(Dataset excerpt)

★ ★ ★

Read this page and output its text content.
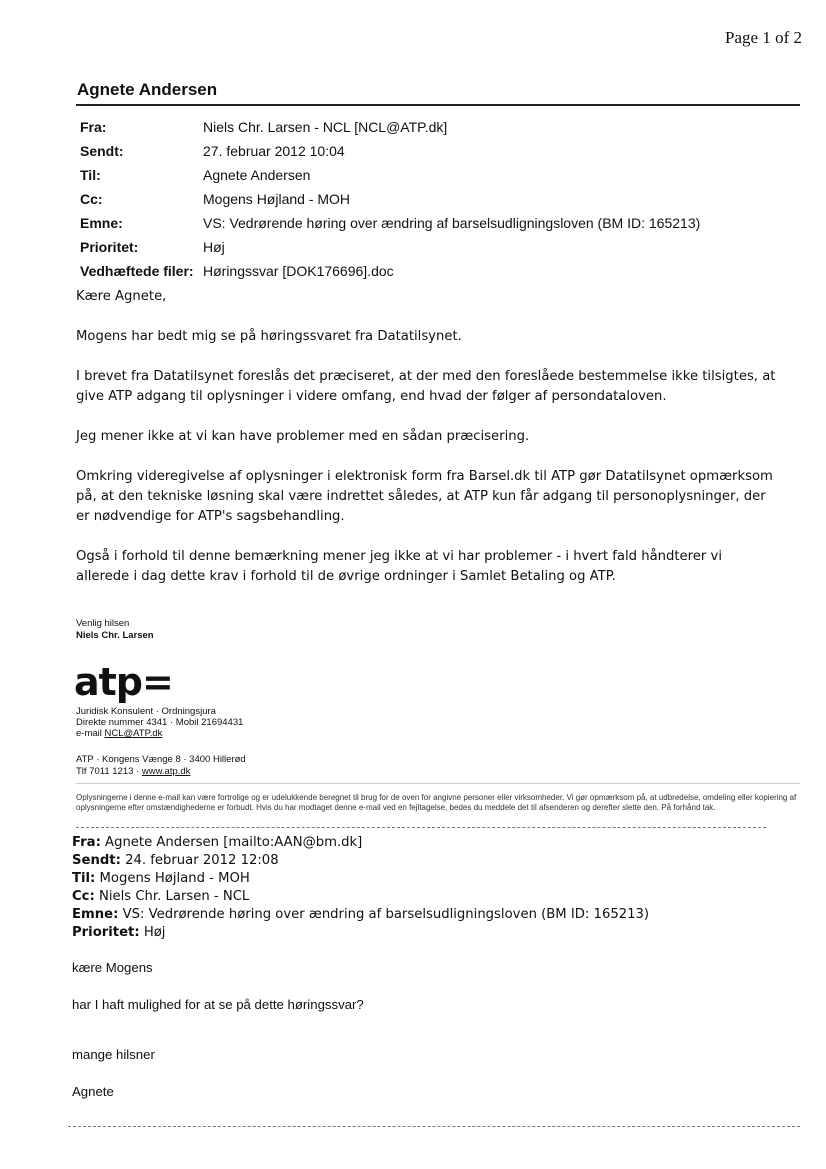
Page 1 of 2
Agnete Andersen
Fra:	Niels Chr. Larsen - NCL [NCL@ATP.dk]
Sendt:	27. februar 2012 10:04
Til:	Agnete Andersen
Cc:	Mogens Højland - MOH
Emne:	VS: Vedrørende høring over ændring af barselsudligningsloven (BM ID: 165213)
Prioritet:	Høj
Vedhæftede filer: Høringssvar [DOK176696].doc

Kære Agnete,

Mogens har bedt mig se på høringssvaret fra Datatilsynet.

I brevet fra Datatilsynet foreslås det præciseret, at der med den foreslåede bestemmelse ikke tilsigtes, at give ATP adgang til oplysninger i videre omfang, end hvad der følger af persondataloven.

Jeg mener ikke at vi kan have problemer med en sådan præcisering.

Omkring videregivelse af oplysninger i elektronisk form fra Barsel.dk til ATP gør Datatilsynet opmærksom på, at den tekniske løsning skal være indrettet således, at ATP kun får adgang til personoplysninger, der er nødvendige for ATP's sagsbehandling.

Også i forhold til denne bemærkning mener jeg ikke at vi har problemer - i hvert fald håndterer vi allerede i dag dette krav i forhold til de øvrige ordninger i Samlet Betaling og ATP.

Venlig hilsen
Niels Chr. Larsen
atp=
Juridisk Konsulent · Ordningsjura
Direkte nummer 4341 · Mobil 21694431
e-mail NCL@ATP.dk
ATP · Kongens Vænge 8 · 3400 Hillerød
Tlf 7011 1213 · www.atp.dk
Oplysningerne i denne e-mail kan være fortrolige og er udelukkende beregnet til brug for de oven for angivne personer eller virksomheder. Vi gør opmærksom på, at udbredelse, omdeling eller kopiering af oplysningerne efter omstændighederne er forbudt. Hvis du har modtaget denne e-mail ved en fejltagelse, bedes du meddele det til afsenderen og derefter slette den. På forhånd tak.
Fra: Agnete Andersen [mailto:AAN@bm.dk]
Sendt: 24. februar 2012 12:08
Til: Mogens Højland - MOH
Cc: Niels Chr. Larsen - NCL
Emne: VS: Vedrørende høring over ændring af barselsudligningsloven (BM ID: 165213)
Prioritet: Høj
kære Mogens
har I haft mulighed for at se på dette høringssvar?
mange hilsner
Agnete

★ ★ ★

### Prompt
Pick out, from the lines above, every one that contains the string "ikke".

### Full answer
I brevet fra Datatilsynet foreslås det præciseret, at der med den foreslåede bestemmelse ikke tilsigtes, at give ATP adgang til oplysninger i videre omfang, end hvad der følger af persondataloven.
Jeg mener ikke at vi kan have problemer med en sådan præcisering.
Også i forhold til denne bemærkning mener jeg ikke at vi har problemer - i hvert fald håndterer vi allerede i dag dette krav i forhold til de øvrige ordninger i Samlet Betaling og ATP.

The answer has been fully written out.